§ **Job**: Set down, in full, every record in the block.

***

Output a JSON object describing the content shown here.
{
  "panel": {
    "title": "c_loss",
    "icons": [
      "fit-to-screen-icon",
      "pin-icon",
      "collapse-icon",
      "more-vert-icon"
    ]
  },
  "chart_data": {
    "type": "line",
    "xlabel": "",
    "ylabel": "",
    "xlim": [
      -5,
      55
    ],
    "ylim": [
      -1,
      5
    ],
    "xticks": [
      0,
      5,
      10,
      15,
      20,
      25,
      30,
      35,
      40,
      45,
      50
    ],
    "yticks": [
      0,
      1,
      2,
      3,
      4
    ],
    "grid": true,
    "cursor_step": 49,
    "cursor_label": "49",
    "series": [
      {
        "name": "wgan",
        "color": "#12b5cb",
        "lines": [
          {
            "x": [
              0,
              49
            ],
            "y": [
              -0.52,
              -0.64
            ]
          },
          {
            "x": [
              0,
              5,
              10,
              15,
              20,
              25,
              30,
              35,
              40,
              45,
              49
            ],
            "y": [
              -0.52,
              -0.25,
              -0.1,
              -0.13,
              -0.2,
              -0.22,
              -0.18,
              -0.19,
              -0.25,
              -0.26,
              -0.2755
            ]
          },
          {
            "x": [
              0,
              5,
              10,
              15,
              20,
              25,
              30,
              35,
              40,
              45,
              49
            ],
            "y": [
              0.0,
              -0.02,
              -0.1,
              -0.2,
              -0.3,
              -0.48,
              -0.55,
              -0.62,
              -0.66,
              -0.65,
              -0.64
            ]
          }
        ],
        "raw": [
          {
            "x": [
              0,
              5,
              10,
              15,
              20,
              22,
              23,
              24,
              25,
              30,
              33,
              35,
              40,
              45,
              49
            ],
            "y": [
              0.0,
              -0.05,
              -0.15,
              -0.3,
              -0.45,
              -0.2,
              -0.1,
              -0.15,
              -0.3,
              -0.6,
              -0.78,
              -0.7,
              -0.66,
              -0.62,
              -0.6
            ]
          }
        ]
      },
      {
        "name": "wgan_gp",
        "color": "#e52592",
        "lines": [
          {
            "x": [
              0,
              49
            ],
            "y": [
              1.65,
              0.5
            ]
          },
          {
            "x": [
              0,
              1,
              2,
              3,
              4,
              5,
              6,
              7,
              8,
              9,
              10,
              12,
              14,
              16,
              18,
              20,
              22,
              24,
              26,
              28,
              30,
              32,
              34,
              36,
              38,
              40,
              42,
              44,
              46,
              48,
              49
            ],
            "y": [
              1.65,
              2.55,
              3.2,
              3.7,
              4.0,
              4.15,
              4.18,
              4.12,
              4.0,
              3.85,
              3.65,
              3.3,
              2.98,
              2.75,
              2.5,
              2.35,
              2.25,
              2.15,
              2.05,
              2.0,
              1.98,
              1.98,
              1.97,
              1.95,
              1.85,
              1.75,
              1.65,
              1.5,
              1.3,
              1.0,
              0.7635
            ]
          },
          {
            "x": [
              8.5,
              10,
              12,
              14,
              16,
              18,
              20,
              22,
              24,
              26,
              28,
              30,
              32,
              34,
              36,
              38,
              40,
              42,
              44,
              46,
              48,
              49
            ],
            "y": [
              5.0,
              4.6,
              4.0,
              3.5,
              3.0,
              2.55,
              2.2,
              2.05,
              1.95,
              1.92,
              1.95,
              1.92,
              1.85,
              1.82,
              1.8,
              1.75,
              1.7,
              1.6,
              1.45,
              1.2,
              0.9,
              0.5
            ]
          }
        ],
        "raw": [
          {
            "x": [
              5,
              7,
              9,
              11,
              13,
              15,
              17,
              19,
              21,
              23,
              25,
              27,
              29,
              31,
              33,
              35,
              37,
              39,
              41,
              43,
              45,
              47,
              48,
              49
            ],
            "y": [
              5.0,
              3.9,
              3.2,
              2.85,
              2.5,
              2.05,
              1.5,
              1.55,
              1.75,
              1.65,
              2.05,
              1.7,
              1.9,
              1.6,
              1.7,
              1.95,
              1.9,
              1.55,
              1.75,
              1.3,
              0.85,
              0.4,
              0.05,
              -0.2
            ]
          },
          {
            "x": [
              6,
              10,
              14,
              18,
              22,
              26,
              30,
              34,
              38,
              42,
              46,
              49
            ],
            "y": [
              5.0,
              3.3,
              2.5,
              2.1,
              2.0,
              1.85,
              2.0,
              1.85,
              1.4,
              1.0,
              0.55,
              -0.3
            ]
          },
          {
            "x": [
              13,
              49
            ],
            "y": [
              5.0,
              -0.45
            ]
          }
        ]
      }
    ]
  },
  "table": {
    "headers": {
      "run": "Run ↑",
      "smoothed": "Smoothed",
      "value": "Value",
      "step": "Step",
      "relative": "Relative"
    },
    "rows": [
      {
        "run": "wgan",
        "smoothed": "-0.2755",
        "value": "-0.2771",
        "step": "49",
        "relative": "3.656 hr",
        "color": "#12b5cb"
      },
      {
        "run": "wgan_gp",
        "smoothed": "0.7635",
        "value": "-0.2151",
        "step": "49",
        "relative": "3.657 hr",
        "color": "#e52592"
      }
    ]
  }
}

***

§ **The solution**:
Output a JSON object describing the content shown here.
{
  "panel": {
    "title": "c_loss",
    "icons": [
      "fit-to-screen-icon",
      "pin-icon",
      "collapse-icon",
      "more-vert-icon"
    ]
  },
  "chart_data": {
    "type": "line",
    "xlabel": "",
    "ylabel": "",
    "xlim": [
      -5,
      55
    ],
    "ylim": [
      -1,
      5
    ],
    "xticks": [
      0,
      5,
      10,
      15,
      20,
      25,
      30,
      35,
      40,
      45,
      50
    ],
    "yticks": [
      0,
      1,
      2,
      3,
      4
    ],
    "grid": true,
    "cursor_step": 49,
    "cursor_label": "49",
    "series": [
      {
        "name": "wgan",
        "color": "#12b5cb",
        "lines": [
          {
            "x": [
              0,
              49
            ],
            "y": [
              -0.52,
              -0.64
            ]
          },
          {
            "x": [
              0,
              5,
              10,
              15,
              20,
              25,
              30,
              35,
              40,
              45,
              49
            ],
            "y": [
              -0.52,
              -0.25,
              -0.1,
              -0.13,
              -0.2,
              -0.22,
              -0.18,
              -0.19,
              -0.25,
              -0.26,
              -0.2755
            ]
          },
          {
            "x": [
              0,
              5,
              10,
              15,
              20,
              25,
              30,
              35,
              40,
              45,
              49
            ],
            "y": [
              0.0,
              -0.02,
              -0.1,
              -0.2,
              -0.3,
              -0.48,
              -0.55,
              -0.62,
              -0.66,
              -0.65,
              -0.64
            ]
          }
        ],
        "raw": [
          {
            "x": [
              0,
              5,
              10,
              15,
              20,
              22,
              23,
              24,
              25,
              30,
              33,
              35,
              40,
              45,
              49
            ],
            "y": [
              0.0,
              -0.05,
              -0.15,
              -0.3,
              -0.45,
              -0.2,
              -0.1,
              -0.15,
              -0.3,
              -0.6,
              -0.78,
              -0.7,
              -0.66,
              -0.62,
              -0.6
            ]
          }
        ]
      },
      {
        "name": "wgan_gp",
        "color": "#e52592",
        "lines": [
          {
            "x": [
              0,
              49
            ],
            "y": [
              1.65,
              0.5
            ]
          },
          {
            "x": [
              0,
              1,
              2,
              3,
              4,
              5,
              6,
              7,
              8,
              9,
              10,
              12,
              14,
              16,
              18,
              20,
              22,
              24,
              26,
              28,
              30,
              32,
              34,
              36,
              38,
              40,
              42,
              44,
              46,
              48,
              49
            ],
            "y": [
              1.65,
              2.55,
              3.2,
              3.7,
              4.0,
              4.15,
              4.18,
              4.12,
              4.0,
              3.85,
              3.65,
              3.3,
              2.98,
              2.75,
              2.5,
              2.35,
              2.25,
              2.15,
              2.05,
              2.0,
              1.98,
              1.98,
              1.97,
              1.95,
              1.85,
              1.75,
              1.65,
              1.5,
              1.3,
              1.0,
              0.7635
            ]
          },
          {
            "x": [
              8.5,
              10,
              12,
              14,
              16,
              18,
              20,
              22,
              24,
              26,
              28,
              30,
              32,
              34,
              36,
              38,
              40,
              42,
              44,
              46,
              48,
              49
            ],
            "y": [
              5.0,
              4.6,
              4.0,
              3.5,
              3.0,
              2.55,
              2.2,
              2.05,
              1.95,
              1.92,
              1.95,
              1.92,
              1.85,
              1.82,
              1.8,
              1.75,
              1.7,
              1.6,
              1.45,
              1.2,
              0.9,
              0.5
            ]
          }
        ],
        "raw": [
          {
            "x": [
              5,
              7,
              9,
              11,
              13,
              15,
              17,
              19,
              21,
              23,
              25,
              27,
              29,
              31,
              33,
              35,
              37,
              39,
              41,
              43,
              45,
              47,
              48,
              49
            ],
            "y": [
              5.0,
              3.9,
              3.2,
              2.85,
              2.5,
              2.05,
              1.5,
              1.55,
              1.75,
              1.65,
              2.05,
              1.7,
              1.9,
              1.6,
              1.7,
              1.95,
              1.9,
              1.55,
              1.75,
              1.3,
              0.85,
              0.4,
              0.05,
              -0.2
            ]
          },
          {
            "x": [
              6,
              10,
              14,
              18,
              22,
              26,
              30,
              34,
              38,
              42,
              46,
              49
            ],
            "y": [
              5.0,
              3.3,
              2.5,
              2.1,
              2.0,
              1.85,
              2.0,
              1.85,
              1.4,
              1.0,
              0.55,
              -0.3
            ]
          },
          {
            "x": [
              13,
              49
            ],
            "y": [
              5.0,
              -0.45
            ]
          }
        ]
      }
    ]
  },
  "table": {
    "headers": {
      "run": "Run ↑",
      "smoothed": "Smoothed",
      "value": "Value",
      "step": "Step",
      "relative": "Relative"
    },
    "rows": [
      {
        "run": "wgan",
        "smoothed": "-0.2755",
        "value": "-0.2771",
        "step": "49",
        "relative": "3.656 hr",
        "color": "#12b5cb"
      },
      {
        "run": "wgan_gp",
        "smoothed": "0.7635",
        "value": "-0.2151",
        "step": "49",
        "relative": "3.657 hr",
        "color": "#e52592"
      }
    ]
  }
}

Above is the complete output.